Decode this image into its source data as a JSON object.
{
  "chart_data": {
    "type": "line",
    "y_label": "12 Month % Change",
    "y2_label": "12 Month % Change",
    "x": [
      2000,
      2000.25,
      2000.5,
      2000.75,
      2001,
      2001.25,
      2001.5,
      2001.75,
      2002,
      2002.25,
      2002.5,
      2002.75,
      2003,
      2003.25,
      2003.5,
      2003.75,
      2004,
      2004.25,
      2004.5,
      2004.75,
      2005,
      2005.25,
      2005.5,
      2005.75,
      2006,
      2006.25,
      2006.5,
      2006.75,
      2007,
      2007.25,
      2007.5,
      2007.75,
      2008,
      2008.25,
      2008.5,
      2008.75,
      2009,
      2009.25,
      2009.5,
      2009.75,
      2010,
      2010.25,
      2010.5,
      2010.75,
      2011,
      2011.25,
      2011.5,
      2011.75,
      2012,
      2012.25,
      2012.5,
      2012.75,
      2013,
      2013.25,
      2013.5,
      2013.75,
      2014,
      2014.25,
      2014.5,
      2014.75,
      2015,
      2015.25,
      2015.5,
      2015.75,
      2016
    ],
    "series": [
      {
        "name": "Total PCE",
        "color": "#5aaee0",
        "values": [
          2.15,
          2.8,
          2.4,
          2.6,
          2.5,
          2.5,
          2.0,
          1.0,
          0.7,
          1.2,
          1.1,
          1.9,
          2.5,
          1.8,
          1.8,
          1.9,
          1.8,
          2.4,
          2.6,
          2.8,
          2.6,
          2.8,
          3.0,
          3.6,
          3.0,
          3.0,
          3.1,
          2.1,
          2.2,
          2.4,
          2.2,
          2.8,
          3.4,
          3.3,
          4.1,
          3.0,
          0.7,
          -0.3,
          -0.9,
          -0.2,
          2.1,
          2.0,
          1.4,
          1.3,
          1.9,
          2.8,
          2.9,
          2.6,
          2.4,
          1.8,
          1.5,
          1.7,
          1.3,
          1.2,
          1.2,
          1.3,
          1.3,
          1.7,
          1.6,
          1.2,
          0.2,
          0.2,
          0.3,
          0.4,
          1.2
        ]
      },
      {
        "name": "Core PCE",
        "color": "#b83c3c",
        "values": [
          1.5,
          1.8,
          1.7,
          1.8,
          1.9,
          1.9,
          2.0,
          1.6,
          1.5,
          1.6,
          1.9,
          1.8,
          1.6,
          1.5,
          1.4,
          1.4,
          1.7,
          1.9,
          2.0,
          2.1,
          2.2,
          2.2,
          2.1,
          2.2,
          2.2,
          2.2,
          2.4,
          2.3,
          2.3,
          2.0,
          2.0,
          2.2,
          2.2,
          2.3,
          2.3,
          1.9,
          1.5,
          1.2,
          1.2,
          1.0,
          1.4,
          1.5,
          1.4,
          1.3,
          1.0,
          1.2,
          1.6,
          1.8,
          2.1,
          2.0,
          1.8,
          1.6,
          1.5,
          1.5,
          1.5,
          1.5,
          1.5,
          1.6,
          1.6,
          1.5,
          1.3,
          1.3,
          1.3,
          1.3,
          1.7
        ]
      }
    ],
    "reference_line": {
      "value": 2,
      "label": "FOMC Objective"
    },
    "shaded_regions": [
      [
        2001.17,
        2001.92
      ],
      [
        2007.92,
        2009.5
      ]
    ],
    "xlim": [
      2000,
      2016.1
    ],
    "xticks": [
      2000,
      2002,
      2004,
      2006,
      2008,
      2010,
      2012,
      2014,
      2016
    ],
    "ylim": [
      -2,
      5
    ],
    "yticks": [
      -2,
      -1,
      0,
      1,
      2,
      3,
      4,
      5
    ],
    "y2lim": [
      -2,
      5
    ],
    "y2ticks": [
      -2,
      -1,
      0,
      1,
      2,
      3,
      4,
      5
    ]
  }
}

########################################

▸ **THE PROBLEM**: Copy each line in the data that holds the word "Change".

▸ **EXERCISE RESPONSE**:
    "y_label": "12 Month % Change",
    "y2_label": "12 Month % Change",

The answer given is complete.